**Requirement**
Without omitting anything, retype the data that follows.

● ● ● ● ● ● ●

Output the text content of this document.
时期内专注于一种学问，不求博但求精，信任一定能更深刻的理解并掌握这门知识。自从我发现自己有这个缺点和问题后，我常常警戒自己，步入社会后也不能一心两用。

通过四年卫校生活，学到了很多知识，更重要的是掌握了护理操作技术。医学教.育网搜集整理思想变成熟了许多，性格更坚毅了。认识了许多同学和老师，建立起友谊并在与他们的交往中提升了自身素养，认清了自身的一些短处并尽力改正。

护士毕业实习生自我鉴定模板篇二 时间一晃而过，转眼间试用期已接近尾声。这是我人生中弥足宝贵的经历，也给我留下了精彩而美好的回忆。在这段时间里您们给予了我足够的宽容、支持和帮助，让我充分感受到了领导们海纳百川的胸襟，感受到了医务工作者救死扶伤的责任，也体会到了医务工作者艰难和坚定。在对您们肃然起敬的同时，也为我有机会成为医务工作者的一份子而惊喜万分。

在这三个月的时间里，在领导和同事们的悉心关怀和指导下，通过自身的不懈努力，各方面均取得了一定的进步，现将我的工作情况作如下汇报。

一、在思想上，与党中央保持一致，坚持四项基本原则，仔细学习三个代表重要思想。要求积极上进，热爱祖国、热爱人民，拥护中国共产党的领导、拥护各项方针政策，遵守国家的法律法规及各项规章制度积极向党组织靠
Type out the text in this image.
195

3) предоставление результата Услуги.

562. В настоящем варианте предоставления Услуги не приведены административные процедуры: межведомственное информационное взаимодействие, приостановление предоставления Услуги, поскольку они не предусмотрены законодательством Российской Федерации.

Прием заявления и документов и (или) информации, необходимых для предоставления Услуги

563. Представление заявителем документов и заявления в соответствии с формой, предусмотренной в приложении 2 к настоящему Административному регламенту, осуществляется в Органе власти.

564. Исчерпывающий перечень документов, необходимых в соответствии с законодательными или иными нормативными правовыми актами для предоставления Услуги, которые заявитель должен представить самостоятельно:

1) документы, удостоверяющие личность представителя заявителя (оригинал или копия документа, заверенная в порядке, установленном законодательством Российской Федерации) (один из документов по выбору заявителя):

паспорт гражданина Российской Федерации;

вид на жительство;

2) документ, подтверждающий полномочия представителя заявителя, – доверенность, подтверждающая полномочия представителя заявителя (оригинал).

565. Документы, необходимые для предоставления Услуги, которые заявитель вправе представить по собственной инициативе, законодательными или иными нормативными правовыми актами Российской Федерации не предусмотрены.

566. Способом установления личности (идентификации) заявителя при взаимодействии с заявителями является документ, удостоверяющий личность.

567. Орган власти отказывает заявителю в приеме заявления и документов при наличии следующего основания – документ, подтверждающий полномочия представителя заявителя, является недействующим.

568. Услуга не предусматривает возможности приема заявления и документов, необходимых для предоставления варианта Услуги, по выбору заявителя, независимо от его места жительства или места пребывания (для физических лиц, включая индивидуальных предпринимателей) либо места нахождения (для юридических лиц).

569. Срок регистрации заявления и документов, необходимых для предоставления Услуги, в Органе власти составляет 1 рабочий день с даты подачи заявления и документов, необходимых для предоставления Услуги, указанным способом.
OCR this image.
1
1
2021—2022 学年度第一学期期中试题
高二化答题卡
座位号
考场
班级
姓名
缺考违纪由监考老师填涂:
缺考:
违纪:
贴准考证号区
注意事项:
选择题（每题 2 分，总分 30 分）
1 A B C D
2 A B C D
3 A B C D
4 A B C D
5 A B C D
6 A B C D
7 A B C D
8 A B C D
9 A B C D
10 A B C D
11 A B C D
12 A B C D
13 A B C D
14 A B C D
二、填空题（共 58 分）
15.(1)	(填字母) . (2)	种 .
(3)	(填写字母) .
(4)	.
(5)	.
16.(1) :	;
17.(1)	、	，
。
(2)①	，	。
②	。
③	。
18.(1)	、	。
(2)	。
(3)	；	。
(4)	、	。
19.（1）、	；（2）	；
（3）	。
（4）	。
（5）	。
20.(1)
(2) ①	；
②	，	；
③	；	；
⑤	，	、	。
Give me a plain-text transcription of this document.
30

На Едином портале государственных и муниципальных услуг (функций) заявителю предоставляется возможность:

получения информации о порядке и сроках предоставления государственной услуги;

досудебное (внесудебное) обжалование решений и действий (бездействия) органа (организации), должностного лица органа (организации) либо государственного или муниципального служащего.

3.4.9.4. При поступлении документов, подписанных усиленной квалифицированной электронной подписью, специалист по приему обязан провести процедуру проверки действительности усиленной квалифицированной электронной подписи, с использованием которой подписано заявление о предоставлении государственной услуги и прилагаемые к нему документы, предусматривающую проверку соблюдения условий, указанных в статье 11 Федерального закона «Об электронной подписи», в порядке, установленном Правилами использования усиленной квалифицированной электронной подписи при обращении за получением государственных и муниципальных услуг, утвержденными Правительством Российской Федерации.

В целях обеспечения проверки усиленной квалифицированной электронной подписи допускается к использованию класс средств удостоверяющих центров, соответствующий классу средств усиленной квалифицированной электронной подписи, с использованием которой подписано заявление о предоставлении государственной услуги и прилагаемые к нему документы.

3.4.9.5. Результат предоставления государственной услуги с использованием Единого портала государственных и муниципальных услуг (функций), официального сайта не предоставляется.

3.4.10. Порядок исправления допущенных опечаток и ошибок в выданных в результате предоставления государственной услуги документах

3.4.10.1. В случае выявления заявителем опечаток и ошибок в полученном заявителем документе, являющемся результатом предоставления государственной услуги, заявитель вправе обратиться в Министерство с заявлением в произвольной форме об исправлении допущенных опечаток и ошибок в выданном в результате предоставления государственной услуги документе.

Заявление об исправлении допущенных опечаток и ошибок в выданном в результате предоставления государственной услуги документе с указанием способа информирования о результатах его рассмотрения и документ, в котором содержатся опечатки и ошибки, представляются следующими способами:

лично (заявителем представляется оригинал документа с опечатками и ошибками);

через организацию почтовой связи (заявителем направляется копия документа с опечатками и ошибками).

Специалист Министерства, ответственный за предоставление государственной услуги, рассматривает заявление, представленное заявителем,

● ● ● ● ● ● ●

**Solution**
Output the text content of this document.
时期内专注于一种学问，不求博但求精，信任一定能更深刻的理解并掌握这门知识。自从我发现自己有这个缺点和问题后，我常常警戒自己，步入社会后也不能一心两用。

通过四年卫校生活，学到了很多知识，更重要的是掌握了护理操作技术。医学教.育网搜集整理思想变成熟了许多，性格更坚毅了。认识了许多同学和老师，建立起友谊并在与他们的交往中提升了自身素养，认清了自身的一些短处并尽力改正。

护士毕业实习生自我鉴定模板篇二 时间一晃而过，转眼间试用期已接近尾声。这是我人生中弥足宝贵的经历，也给我留下了精彩而美好的回忆。在这段时间里您们给予了我足够的宽容、支持和帮助，让我充分感受到了领导们海纳百川的胸襟，感受到了医务工作者救死扶伤的责任，也体会到了医务工作者艰难和坚定。在对您们肃然起敬的同时，也为我有机会成为医务工作者的一份子而惊喜万分。

在这三个月的时间里，在领导和同事们的悉心关怀和指导下，通过自身的不懈努力，各方面均取得了一定的进步，现将我的工作情况作如下汇报。

一、在思想上，与党中央保持一致，坚持四项基本原则，仔细学习三个代表重要思想。要求积极上进，热爱祖国、热爱人民，拥护中国共产党的领导、拥护各项方针政策，遵守国家的法律法规及各项规章制度积极向党组织靠
Type out the text in this image.
195

3) предоставление результата Услуги.

562. В настоящем варианте предоставления Услуги не приведены административные процедуры: межведомственное информационное взаимодействие, приостановление предоставления Услуги, поскольку они не предусмотрены законодательством Российской Федерации.

Прием заявления и документов и (или) информации, необходимых для предоставления Услуги

563. Представление заявителем документов и заявления в соответствии с формой, предусмотренной в приложении 2 к настоящему Административному регламенту, осуществляется в Органе власти.

564. Исчерпывающий перечень документов, необходимых в соответствии с законодательными или иными нормативными правовыми актами для предоставления Услуги, которые заявитель должен представить самостоятельно:

1) документы, удостоверяющие личность представителя заявителя (оригинал или копия документа, заверенная в порядке, установленном законодательством Российской Федерации) (один из документов по выбору заявителя):

паспорт гражданина Российской Федерации;

вид на жительство;

2) документ, подтверждающий полномочия представителя заявителя, – доверенность, подтверждающая полномочия представителя заявителя (оригинал).

565. Документы, необходимые для предоставления Услуги, которые заявитель вправе представить по собственной инициативе, законодательными или иными нормативными правовыми актами Российской Федерации не предусмотрены.

566. Способом установления личности (идентификации) заявителя при взаимодействии с заявителями является документ, удостоверяющий личность.

567. Орган власти отказывает заявителю в приеме заявления и документов при наличии следующего основания – документ, подтверждающий полномочия представителя заявителя, является недействующим.

568. Услуга не предусматривает возможности приема заявления и документов, необходимых для предоставления варианта Услуги, по выбору заявителя, независимо от его места жительства или места пребывания (для физических лиц, включая индивидуальных предпринимателей) либо места нахождения (для юридических лиц).

569. Срок регистрации заявления и документов, необходимых для предоставления Услуги, в Органе власти составляет 1 рабочий день с даты подачи заявления и документов, необходимых для предоставления Услуги, указанным способом.
OCR this image.
1
1
2021—2022 学年度第一学期期中试题
高二化答题卡
座位号
考场
班级
姓名
缺考违纪由监考老师填涂:
缺考:
违纪:
贴准考证号区
注意事项:
选择题（每题 2 分，总分 30 分）
1 A B C D
2 A B C D
3 A B C D
4 A B C D
5 A B C D
6 A B C D
7 A B C D
8 A B C D
9 A B C D
10 A B C D
11 A B C D
12 A B C D
13 A B C D
14 A B C D
二、填空题（共 58 分）
15.(1)	(填字母) . (2)	种 .
(3)	(填写字母) .
(4)	.
(5)	.
16.(1) :	;
17.(1)	、	，
。
(2)①	，	。
②	。
③	。
18.(1)	、	。
(2)	。
(3)	；	。
(4)	、	。
19.（1）、	；（2）	；
（3）	。
（4）	。
（5）	。
20.(1)
(2) ①	；
②	，	；
③	；	；
⑤	，	、	。
Give me a plain-text transcription of this document.
30

На Едином портале государственных и муниципальных услуг (функций) заявителю предоставляется возможность:

получения информации о порядке и сроках предоставления государственной услуги;

досудебное (внесудебное) обжалование решений и действий (бездействия) органа (организации), должностного лица органа (организации) либо государственного или муниципального служащего.

3.4.9.4. При поступлении документов, подписанных усиленной квалифицированной электронной подписью, специалист по приему обязан провести процедуру проверки действительности усиленной квалифицированной электронной подписи, с использованием которой подписано заявление о предоставлении государственной услуги и прилагаемые к нему документы, предусматривающую проверку соблюдения условий, указанных в статье 11 Федерального закона «Об электронной подписи», в порядке, установленном Правилами использования усиленной квалифицированной электронной подписи при обращении за получением государственных и муниципальных услуг, утвержденными Правительством Российской Федерации.

В целях обеспечения проверки усиленной квалифицированной электронной подписи допускается к использованию класс средств удостоверяющих центров, соответствующий классу средств усиленной квалифицированной электронной подписи, с использованием которой подписано заявление о предоставлении государственной услуги и прилагаемые к нему документы.

3.4.9.5. Результат предоставления государственной услуги с использованием Единого портала государственных и муниципальных услуг (функций), официального сайта не предоставляется.

3.4.10. Порядок исправления допущенных опечаток и ошибок в выданных в результате предоставления государственной услуги документах

3.4.10.1. В случае выявления заявителем опечаток и ошибок в полученном заявителем документе, являющемся результатом предоставления государственной услуги, заявитель вправе обратиться в Министерство с заявлением в произвольной форме об исправлении допущенных опечаток и ошибок в выданном в результате предоставления государственной услуги документе.

Заявление об исправлении допущенных опечаток и ошибок в выданном в результате предоставления государственной услуги документе с указанием способа информирования о результатах его рассмотрения и документ, в котором содержатся опечатки и ошибки, представляются следующими способами:

лично (заявителем представляется оригинал документа с опечатками и ошибками);

через организацию почтовой связи (заявителем направляется копия документа с опечатками и ошибками).

Специалист Министерства, ответственный за предоставление государственной услуги, рассматривает заявление, представленное заявителем,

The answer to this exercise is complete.